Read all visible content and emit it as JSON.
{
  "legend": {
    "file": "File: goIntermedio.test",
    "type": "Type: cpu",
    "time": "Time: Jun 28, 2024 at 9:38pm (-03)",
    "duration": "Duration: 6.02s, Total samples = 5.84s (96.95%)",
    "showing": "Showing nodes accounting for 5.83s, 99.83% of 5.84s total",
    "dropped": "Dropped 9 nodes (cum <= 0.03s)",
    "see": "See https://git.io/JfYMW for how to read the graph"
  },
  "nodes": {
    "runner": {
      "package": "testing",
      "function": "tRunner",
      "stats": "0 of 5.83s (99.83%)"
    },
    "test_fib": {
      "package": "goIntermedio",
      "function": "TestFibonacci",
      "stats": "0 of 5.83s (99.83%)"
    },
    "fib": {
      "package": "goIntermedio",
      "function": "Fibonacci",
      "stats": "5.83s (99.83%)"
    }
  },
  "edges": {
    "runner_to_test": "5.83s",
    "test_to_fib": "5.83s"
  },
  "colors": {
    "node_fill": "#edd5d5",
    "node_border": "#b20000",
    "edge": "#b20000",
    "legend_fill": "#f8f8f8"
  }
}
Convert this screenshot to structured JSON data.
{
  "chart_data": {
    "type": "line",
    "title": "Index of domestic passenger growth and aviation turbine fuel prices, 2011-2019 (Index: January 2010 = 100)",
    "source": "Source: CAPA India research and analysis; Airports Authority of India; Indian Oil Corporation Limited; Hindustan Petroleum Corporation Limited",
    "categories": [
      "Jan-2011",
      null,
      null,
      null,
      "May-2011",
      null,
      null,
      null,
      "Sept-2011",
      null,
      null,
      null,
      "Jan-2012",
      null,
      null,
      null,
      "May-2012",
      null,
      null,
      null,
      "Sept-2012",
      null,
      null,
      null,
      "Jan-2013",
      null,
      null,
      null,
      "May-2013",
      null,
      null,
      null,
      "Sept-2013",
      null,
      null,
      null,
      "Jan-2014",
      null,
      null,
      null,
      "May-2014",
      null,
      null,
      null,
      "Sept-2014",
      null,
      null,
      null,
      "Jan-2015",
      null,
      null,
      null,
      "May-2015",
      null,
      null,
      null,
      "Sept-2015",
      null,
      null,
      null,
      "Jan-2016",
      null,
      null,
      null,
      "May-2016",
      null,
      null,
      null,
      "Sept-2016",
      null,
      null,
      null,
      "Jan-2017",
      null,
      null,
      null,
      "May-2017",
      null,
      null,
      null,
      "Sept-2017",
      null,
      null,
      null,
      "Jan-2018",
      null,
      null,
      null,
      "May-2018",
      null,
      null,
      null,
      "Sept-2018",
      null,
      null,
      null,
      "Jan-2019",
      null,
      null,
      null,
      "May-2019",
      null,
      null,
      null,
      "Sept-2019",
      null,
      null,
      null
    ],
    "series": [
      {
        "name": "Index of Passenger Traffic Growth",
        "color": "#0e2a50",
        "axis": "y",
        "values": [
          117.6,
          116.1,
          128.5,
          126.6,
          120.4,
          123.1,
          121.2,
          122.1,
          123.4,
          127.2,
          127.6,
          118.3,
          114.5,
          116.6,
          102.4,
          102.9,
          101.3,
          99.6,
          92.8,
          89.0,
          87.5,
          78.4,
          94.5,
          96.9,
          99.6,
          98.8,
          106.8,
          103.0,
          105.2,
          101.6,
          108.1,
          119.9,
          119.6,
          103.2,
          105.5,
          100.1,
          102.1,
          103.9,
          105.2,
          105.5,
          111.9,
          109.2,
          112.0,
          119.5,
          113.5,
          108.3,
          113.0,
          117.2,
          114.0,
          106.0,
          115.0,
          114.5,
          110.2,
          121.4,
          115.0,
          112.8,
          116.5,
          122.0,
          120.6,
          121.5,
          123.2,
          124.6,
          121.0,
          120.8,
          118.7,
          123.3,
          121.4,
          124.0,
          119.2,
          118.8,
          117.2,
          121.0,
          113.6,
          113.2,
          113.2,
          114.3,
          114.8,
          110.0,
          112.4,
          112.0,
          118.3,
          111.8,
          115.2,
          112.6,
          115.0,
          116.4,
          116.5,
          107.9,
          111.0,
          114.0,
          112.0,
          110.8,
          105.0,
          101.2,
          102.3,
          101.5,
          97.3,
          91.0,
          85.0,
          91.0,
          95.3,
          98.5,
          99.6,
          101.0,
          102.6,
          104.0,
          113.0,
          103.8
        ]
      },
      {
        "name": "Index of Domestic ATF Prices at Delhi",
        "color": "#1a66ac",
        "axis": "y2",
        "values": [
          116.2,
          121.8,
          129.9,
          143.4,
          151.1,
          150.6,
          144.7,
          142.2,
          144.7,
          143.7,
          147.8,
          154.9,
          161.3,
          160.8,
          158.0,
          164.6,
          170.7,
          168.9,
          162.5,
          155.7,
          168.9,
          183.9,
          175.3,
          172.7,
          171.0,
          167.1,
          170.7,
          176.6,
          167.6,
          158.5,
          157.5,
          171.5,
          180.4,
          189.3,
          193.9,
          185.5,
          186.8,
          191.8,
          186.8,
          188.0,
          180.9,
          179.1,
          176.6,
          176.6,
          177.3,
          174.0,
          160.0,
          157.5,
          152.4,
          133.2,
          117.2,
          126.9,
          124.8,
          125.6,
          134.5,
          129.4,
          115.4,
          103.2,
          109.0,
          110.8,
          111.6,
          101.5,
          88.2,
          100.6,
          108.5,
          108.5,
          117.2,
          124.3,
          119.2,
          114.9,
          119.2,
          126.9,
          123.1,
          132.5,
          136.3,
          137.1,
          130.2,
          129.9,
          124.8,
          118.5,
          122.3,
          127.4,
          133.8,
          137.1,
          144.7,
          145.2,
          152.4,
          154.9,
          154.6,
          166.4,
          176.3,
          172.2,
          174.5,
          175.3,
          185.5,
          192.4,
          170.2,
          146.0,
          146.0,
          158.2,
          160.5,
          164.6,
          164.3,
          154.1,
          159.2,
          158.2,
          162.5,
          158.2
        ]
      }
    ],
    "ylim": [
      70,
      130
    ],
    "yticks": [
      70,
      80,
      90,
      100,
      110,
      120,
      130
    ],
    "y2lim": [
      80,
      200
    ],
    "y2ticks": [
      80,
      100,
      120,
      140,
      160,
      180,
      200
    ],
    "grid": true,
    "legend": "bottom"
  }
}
● ● ● ● ● ● ●
• WHAT IS ASKED
Report how many lines in the records hold the word "JSON", giving the number and nothing else.

• THE REPLY
2